**Work instructions**
Output the data exactly, with every line intact.

[Source data]
** begin **

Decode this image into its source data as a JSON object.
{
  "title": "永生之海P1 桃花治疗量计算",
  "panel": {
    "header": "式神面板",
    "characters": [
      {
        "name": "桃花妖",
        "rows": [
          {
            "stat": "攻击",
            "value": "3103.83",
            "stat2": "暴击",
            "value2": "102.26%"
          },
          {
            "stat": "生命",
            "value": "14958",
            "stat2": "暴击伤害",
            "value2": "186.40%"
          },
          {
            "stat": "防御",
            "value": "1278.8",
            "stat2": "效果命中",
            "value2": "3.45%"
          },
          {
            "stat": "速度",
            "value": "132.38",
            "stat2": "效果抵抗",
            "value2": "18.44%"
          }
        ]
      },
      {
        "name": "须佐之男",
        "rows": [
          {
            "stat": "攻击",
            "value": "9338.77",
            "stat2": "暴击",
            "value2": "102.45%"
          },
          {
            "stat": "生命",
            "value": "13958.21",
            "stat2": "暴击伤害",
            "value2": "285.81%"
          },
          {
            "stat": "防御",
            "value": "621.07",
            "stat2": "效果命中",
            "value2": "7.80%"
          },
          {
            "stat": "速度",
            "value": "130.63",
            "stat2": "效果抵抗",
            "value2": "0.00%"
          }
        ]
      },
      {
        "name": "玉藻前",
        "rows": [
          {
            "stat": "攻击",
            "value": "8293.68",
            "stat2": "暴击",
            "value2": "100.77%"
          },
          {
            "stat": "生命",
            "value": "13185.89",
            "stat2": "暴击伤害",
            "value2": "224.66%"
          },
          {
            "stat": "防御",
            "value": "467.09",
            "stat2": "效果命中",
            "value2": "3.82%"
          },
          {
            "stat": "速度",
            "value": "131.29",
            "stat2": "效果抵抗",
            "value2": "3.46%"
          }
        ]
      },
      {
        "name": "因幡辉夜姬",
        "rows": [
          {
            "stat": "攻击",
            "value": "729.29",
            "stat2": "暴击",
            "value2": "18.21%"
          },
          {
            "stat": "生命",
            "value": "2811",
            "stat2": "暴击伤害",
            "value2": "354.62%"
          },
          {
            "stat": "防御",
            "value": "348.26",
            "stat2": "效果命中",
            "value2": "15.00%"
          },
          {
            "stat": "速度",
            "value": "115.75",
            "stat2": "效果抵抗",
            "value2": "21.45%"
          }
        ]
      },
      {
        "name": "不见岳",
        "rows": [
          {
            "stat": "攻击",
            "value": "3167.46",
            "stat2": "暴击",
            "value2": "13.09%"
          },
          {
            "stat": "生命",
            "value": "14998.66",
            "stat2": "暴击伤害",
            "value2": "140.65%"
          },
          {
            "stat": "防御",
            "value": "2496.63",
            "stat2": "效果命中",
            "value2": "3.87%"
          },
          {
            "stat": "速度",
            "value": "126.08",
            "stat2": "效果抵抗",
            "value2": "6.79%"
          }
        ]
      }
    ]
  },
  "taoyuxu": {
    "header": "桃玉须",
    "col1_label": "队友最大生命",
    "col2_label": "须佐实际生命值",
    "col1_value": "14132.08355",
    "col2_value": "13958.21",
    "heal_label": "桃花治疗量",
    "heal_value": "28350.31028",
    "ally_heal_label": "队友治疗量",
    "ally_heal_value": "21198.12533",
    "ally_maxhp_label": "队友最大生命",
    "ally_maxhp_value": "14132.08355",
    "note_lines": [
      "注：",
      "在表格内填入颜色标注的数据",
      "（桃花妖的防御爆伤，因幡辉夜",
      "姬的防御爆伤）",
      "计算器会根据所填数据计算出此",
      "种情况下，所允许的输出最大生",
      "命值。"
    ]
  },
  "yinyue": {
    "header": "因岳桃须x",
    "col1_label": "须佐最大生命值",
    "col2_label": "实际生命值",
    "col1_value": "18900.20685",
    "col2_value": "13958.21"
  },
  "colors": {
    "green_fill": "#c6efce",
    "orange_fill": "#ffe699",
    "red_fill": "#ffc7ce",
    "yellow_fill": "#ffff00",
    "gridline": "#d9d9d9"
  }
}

** end **

**Result of the task**
Decode this image into its source data as a JSON object.
{
  "title": "永生之海P1 桃花治疗量计算",
  "panel": {
    "header": "式神面板",
    "characters": [
      {
        "name": "桃花妖",
        "rows": [
          {
            "stat": "攻击",
            "value": "3103.83",
            "stat2": "暴击",
            "value2": "102.26%"
          },
          {
            "stat": "生命",
            "value": "14958",
            "stat2": "暴击伤害",
            "value2": "186.40%"
          },
          {
            "stat": "防御",
            "value": "1278.8",
            "stat2": "效果命中",
            "value2": "3.45%"
          },
          {
            "stat": "速度",
            "value": "132.38",
            "stat2": "效果抵抗",
            "value2": "18.44%"
          }
        ]
      },
      {
        "name": "须佐之男",
        "rows": [
          {
            "stat": "攻击",
            "value": "9338.77",
            "stat2": "暴击",
            "value2": "102.45%"
          },
          {
            "stat": "生命",
            "value": "13958.21",
            "stat2": "暴击伤害",
            "value2": "285.81%"
          },
          {
            "stat": "防御",
            "value": "621.07",
            "stat2": "效果命中",
            "value2": "7.80%"
          },
          {
            "stat": "速度",
            "value": "130.63",
            "stat2": "效果抵抗",
            "value2": "0.00%"
          }
        ]
      },
      {
        "name": "玉藻前",
        "rows": [
          {
            "stat": "攻击",
            "value": "8293.68",
            "stat2": "暴击",
            "value2": "100.77%"
          },
          {
            "stat": "生命",
            "value": "13185.89",
            "stat2": "暴击伤害",
            "value2": "224.66%"
          },
          {
            "stat": "防御",
            "value": "467.09",
            "stat2": "效果命中",
            "value2": "3.82%"
          },
          {
            "stat": "速度",
            "value": "131.29",
            "stat2": "效果抵抗",
            "value2": "3.46%"
          }
        ]
      },
      {
        "name": "因幡辉夜姬",
        "rows": [
          {
            "stat": "攻击",
            "value": "729.29",
            "stat2": "暴击",
            "value2": "18.21%"
          },
          {
            "stat": "生命",
            "value": "2811",
            "stat2": "暴击伤害",
            "value2": "354.62%"
          },
          {
            "stat": "防御",
            "value": "348.26",
            "stat2": "效果命中",
            "value2": "15.00%"
          },
          {
            "stat": "速度",
            "value": "115.75",
            "stat2": "效果抵抗",
            "value2": "21.45%"
          }
        ]
      },
      {
        "name": "不见岳",
        "rows": [
          {
            "stat": "攻击",
            "value": "3167.46",
            "stat2": "暴击",
            "value2": "13.09%"
          },
          {
            "stat": "生命",
            "value": "14998.66",
            "stat2": "暴击伤害",
            "value2": "140.65%"
          },
          {
            "stat": "防御",
            "value": "2496.63",
            "stat2": "效果命中",
            "value2": "3.87%"
          },
          {
            "stat": "速度",
            "value": "126.08",
            "stat2": "效果抵抗",
            "value2": "6.79%"
          }
        ]
      }
    ]
  },
  "taoyuxu": {
    "header": "桃玉须",
    "col1_label": "队友最大生命",
    "col2_label": "须佐实际生命值",
    "col1_value": "14132.08355",
    "col2_value": "13958.21",
    "heal_label": "桃花治疗量",
    "heal_value": "28350.31028",
    "ally_heal_label": "队友治疗量",
    "ally_heal_value": "21198.12533",
    "ally_maxhp_label": "队友最大生命",
    "ally_maxhp_value": "14132.08355",
    "note_lines": [
      "注：",
      "在表格内填入颜色标注的数据",
      "（桃花妖的防御爆伤，因幡辉夜",
      "姬的防御爆伤）",
      "计算器会根据所填数据计算出此",
      "种情况下，所允许的输出最大生",
      "命值。"
    ]
  },
  "yinyue": {
    "header": "因岳桃须x",
    "col1_label": "须佐最大生命值",
    "col2_label": "实际生命值",
    "col1_value": "18900.20685",
    "col2_value": "13958.21"
  },
  "colors": {
    "green_fill": "#c6efce",
    "orange_fill": "#ffe699",
    "red_fill": "#ffc7ce",
    "yellow_fill": "#ffff00",
    "gridline": "#d9d9d9"
  }
}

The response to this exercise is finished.